Dataset rows:
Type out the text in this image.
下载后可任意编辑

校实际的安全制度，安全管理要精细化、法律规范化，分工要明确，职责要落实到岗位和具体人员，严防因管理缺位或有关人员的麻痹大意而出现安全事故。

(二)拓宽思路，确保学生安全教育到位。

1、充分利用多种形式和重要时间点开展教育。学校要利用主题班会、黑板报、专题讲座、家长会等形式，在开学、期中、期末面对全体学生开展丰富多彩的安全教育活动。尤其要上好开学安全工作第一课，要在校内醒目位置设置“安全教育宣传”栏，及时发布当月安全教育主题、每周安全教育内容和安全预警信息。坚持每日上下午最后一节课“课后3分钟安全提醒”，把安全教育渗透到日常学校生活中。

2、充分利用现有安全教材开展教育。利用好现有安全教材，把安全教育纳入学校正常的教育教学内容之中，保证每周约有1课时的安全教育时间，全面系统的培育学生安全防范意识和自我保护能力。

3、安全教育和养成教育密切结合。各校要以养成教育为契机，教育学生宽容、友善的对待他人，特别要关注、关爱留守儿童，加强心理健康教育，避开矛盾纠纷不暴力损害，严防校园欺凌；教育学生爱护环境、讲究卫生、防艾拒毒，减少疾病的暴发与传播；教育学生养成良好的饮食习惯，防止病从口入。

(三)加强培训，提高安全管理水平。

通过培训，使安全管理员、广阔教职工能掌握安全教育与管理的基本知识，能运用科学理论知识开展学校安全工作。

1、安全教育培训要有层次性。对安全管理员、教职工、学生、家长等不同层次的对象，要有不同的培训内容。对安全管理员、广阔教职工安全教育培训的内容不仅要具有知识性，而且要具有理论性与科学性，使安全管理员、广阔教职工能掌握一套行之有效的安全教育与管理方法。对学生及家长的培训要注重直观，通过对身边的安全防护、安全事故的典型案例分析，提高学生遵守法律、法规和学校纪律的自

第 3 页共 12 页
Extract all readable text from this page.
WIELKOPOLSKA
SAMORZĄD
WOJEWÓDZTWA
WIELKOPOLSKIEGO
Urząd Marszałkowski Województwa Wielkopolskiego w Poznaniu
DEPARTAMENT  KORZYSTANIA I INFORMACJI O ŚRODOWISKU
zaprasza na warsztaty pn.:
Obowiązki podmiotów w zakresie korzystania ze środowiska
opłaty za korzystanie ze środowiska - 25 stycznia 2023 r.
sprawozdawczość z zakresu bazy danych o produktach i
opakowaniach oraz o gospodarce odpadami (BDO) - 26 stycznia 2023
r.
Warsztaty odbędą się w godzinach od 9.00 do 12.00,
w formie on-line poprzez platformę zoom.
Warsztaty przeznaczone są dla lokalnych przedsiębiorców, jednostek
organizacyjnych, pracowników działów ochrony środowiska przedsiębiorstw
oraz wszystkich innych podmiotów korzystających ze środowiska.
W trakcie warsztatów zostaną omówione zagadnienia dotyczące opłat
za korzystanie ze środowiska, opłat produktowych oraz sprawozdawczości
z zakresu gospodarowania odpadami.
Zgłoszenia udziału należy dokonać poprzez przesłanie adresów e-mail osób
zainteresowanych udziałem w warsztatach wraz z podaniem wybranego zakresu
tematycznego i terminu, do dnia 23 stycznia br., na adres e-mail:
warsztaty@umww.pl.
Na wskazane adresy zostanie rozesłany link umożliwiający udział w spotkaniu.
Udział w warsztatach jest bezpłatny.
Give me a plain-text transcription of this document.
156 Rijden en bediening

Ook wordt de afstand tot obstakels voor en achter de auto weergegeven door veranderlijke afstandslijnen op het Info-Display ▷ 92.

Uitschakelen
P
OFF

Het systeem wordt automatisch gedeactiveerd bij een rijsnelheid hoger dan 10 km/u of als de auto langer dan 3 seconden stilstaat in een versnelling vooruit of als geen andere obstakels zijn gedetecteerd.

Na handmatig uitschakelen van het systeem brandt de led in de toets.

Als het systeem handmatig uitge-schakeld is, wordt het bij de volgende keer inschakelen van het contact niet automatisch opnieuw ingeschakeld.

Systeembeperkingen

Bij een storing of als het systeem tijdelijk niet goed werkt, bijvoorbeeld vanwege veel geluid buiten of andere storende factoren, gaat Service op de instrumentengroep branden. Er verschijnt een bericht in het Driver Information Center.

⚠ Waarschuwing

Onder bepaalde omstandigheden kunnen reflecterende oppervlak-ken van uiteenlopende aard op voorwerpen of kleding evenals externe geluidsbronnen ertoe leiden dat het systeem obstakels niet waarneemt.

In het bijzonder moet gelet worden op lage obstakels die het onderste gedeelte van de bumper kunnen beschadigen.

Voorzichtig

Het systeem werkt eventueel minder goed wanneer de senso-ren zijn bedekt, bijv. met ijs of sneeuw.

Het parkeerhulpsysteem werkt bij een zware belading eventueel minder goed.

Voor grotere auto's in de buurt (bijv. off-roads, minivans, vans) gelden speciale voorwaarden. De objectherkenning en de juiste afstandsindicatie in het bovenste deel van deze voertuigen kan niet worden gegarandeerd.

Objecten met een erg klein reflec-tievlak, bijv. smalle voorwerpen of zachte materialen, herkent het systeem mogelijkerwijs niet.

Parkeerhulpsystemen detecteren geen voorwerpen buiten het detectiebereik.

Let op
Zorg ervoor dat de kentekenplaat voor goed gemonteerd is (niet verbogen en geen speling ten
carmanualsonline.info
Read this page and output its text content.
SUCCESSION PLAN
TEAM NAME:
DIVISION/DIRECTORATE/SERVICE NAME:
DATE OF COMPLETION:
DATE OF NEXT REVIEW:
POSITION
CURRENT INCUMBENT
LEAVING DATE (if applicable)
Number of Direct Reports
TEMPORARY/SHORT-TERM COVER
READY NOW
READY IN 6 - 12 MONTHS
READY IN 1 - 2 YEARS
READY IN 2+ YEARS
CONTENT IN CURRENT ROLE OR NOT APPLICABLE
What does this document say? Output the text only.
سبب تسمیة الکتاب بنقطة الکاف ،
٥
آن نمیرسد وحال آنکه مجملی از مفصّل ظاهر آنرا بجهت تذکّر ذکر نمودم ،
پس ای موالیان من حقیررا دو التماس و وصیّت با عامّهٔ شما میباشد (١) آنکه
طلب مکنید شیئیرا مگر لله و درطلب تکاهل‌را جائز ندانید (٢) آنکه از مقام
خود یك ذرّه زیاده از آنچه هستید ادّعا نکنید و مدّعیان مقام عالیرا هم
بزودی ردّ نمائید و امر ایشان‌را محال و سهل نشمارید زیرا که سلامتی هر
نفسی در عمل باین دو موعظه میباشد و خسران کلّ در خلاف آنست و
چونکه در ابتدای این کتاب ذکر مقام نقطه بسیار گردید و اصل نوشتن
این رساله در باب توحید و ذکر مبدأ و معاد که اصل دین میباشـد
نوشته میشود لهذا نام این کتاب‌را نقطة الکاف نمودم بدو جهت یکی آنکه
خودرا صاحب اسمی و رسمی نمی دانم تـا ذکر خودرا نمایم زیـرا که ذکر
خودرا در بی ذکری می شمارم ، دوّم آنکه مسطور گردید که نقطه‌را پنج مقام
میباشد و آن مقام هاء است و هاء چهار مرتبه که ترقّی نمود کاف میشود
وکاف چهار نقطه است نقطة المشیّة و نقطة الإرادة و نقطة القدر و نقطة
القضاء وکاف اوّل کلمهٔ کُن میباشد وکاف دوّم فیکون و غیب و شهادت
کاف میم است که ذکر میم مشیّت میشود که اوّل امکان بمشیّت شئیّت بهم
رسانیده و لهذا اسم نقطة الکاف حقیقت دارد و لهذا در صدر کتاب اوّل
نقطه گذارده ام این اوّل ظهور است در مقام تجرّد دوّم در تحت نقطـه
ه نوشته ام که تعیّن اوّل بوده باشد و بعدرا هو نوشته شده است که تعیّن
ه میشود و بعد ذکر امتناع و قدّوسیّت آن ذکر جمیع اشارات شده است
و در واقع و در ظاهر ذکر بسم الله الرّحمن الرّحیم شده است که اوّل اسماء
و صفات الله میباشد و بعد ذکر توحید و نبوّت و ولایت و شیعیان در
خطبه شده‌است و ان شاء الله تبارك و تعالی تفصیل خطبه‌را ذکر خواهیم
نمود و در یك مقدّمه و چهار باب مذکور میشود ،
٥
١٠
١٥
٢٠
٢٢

## EXERCISE PROMPT
Go through the entries above and pull out each line with "niet" in it.

## SOLUTION TO THE EXERCISE
Als het systeem handmatig uitge-schakeld is, wordt het bij de volgende keer inschakelen van het contact niet automatisch opnieuw ingeschakeld.
Bij een storing of als het systeem tijdelijk niet goed werkt, bijvoorbeeld vanwege veel geluid buiten of andere storende factoren, gaat Service op de instrumentengroep branden. Er verschijnt een bericht in het Driver Information Center.
Onder bepaalde omstandigheden kunnen reflecterende oppervlak-ken van uiteenlopende aard op voorwerpen of kleding evenals externe geluidsbronnen ertoe leiden dat het systeem obstakels niet waarneemt.
Voor grotere auto's in de buurt (bijv. off-roads, minivans, vans) gelden speciale voorwaarden. De objectherkenning en de juiste afstandsindicatie in het bovenste deel van deze voertuigen kan niet worden gegarandeerd.
Objecten met een erg klein reflec-tievlak, bijv. smalle voorwerpen of zachte materialen, herkent het systeem mogelijkerwijs niet.
Zorg ervoor dat de kentekenplaat voor goed gemonteerd is (niet verbogen en geen speling ten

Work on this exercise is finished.